» **Material for the task**
= = = = = = =

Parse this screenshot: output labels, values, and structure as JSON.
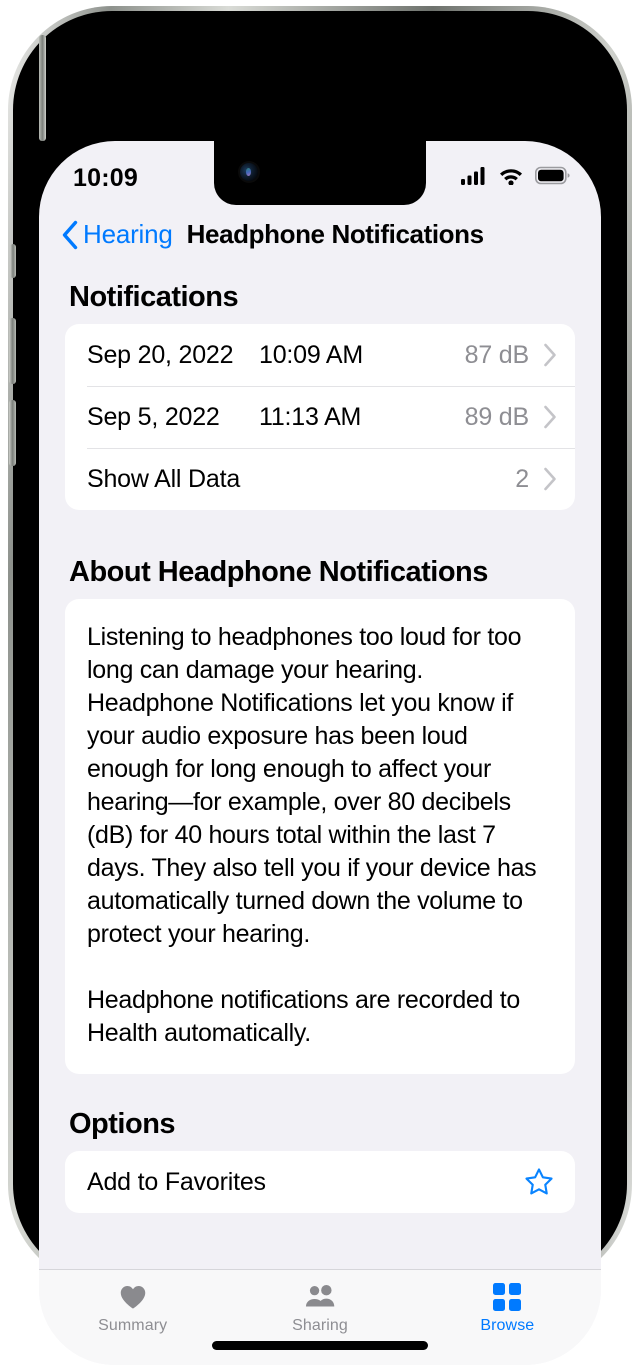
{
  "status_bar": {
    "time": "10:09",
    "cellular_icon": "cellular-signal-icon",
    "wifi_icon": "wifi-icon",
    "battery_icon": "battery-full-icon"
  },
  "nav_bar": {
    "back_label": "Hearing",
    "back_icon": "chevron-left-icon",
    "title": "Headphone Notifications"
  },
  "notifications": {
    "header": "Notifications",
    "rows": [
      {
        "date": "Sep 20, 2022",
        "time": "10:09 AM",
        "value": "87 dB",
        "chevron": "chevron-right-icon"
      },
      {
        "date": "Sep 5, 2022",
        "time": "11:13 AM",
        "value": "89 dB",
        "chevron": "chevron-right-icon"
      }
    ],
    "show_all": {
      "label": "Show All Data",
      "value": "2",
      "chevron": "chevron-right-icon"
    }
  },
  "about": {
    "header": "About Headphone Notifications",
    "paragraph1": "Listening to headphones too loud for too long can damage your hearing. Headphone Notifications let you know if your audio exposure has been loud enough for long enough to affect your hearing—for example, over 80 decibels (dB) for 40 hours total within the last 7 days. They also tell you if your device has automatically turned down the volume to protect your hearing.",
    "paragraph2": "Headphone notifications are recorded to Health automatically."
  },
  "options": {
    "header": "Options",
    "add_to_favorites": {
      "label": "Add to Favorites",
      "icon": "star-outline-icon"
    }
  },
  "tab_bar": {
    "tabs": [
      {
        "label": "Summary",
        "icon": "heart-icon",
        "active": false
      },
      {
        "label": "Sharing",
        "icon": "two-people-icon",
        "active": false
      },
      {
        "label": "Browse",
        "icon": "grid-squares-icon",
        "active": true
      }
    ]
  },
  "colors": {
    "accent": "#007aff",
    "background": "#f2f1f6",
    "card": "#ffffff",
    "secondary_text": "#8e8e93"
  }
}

= = = = = = =

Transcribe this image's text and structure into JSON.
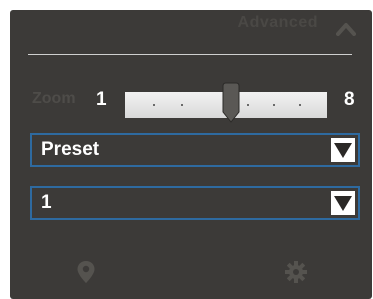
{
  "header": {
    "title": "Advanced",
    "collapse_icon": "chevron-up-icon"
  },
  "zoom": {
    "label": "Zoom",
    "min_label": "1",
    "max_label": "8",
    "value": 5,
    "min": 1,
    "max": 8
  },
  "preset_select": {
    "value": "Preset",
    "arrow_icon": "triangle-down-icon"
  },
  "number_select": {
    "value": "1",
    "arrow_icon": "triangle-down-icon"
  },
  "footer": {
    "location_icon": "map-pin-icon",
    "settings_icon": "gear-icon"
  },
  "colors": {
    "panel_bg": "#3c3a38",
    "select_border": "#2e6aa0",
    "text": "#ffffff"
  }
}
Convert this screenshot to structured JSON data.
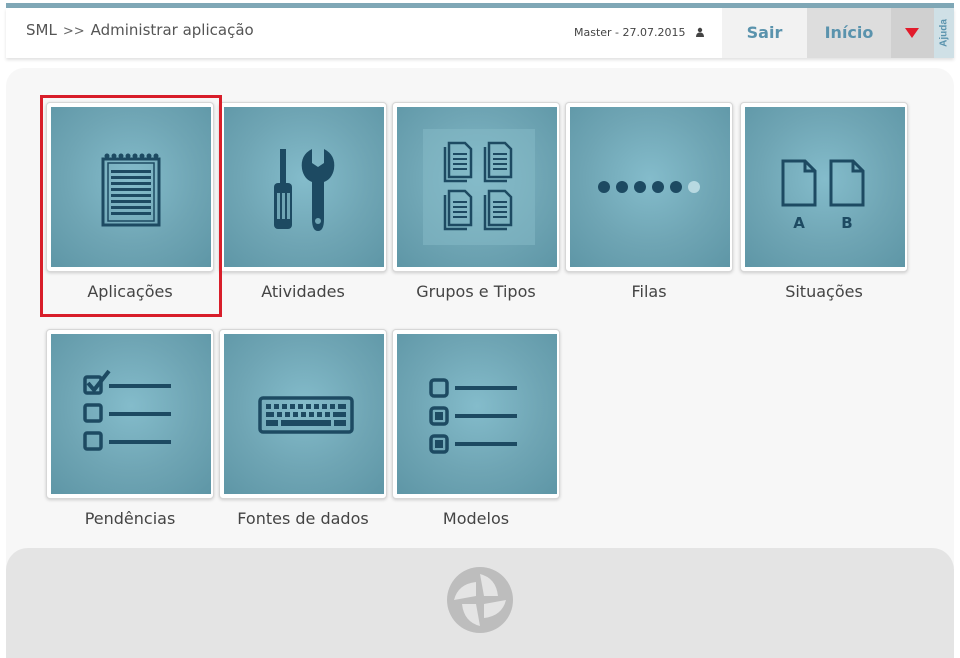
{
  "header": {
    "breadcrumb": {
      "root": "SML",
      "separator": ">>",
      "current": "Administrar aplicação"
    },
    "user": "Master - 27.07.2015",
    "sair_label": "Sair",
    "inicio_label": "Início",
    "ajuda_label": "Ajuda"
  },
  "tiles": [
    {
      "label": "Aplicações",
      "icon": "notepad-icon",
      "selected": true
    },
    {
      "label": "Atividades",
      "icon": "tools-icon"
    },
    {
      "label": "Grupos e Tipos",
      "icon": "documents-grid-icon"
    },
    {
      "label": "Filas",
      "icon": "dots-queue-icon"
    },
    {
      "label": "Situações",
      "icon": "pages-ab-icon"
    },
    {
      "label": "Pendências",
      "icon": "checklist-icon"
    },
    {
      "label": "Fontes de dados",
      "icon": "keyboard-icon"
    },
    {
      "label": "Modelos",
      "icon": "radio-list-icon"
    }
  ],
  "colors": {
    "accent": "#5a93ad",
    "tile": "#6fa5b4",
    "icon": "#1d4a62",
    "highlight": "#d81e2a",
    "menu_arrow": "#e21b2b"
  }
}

= = = = = = =

» **Stated problem**
Gather all lines from the listing above in which "this" occurs.

» **Written reply**
Parse this screenshot: output labels, values, and structure as JSON.
Transcribe this image's text and structure into JSON.
Convert this screenshot to structured JSON data.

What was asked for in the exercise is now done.